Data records
____

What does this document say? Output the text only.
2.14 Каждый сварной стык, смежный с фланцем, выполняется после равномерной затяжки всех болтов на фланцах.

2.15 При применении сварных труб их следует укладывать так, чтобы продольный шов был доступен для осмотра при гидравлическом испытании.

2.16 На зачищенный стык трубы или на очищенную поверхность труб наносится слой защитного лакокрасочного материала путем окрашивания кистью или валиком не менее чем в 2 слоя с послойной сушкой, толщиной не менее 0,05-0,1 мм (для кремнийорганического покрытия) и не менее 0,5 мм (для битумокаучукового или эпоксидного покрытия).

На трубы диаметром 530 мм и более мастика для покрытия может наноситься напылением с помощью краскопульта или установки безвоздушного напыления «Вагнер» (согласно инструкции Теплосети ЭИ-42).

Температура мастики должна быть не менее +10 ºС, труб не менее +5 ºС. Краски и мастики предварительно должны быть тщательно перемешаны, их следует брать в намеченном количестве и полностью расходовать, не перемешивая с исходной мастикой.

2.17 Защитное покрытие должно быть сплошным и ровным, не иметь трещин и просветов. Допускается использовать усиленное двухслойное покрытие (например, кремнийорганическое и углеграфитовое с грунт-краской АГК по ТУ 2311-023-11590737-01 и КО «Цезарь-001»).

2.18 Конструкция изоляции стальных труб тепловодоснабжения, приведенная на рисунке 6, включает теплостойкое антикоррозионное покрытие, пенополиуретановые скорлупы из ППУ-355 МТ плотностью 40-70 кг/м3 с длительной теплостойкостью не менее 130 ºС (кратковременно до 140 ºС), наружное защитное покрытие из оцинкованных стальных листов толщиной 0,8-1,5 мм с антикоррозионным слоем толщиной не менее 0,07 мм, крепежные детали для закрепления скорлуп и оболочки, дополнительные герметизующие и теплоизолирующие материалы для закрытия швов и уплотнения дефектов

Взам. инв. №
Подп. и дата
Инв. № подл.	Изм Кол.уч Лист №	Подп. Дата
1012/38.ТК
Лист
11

____

Copy out the whole listing exactly.

What does this document say? Output the text only.
2.14 Каждый сварной стык, смежный с фланцем, выполняется после равномерной затяжки всех болтов на фланцах.

2.15 При применении сварных труб их следует укладывать так, чтобы продольный шов был доступен для осмотра при гидравлическом испытании.

2.16 На зачищенный стык трубы или на очищенную поверхность труб наносится слой защитного лакокрасочного материала путем окрашивания кистью или валиком не менее чем в 2 слоя с послойной сушкой, толщиной не менее 0,05-0,1 мм (для кремнийорганического покрытия) и не менее 0,5 мм (для битумокаучукового или эпоксидного покрытия).

На трубы диаметром 530 мм и более мастика для покрытия может наноситься напылением с помощью краскопульта или установки безвоздушного напыления «Вагнер» (согласно инструкции Теплосети ЭИ-42).

Температура мастики должна быть не менее +10 ºС, труб не менее +5 ºС. Краски и мастики предварительно должны быть тщательно перемешаны, их следует брать в намеченном количестве и полностью расходовать, не перемешивая с исходной мастикой.

2.17 Защитное покрытие должно быть сплошным и ровным, не иметь трещин и просветов. Допускается использовать усиленное двухслойное покрытие (например, кремнийорганическое и углеграфитовое с грунт-краской АГК по ТУ 2311-023-11590737-01 и КО «Цезарь-001»).

2.18 Конструкция изоляции стальных труб тепловодоснабжения, приведенная на рисунке 6, включает теплостойкое антикоррозионное покрытие, пенополиуретановые скорлупы из ППУ-355 МТ плотностью 40-70 кг/м3 с длительной теплостойкостью не менее 130 ºС (кратковременно до 140 ºС), наружное защитное покрытие из оцинкованных стальных листов толщиной 0,8-1,5 мм с антикоррозионным слоем толщиной не менее 0,07 мм, крепежные детали для закрепления скорлуп и оболочки, дополнительные герметизующие и теплоизолирующие материалы для закрытия швов и уплотнения дефектов

Взам. инв. №
Подп. и дата
Инв. № подл.	Изм Кол.уч Лист №	Подп. Дата
1012/38.ТК
Лист
11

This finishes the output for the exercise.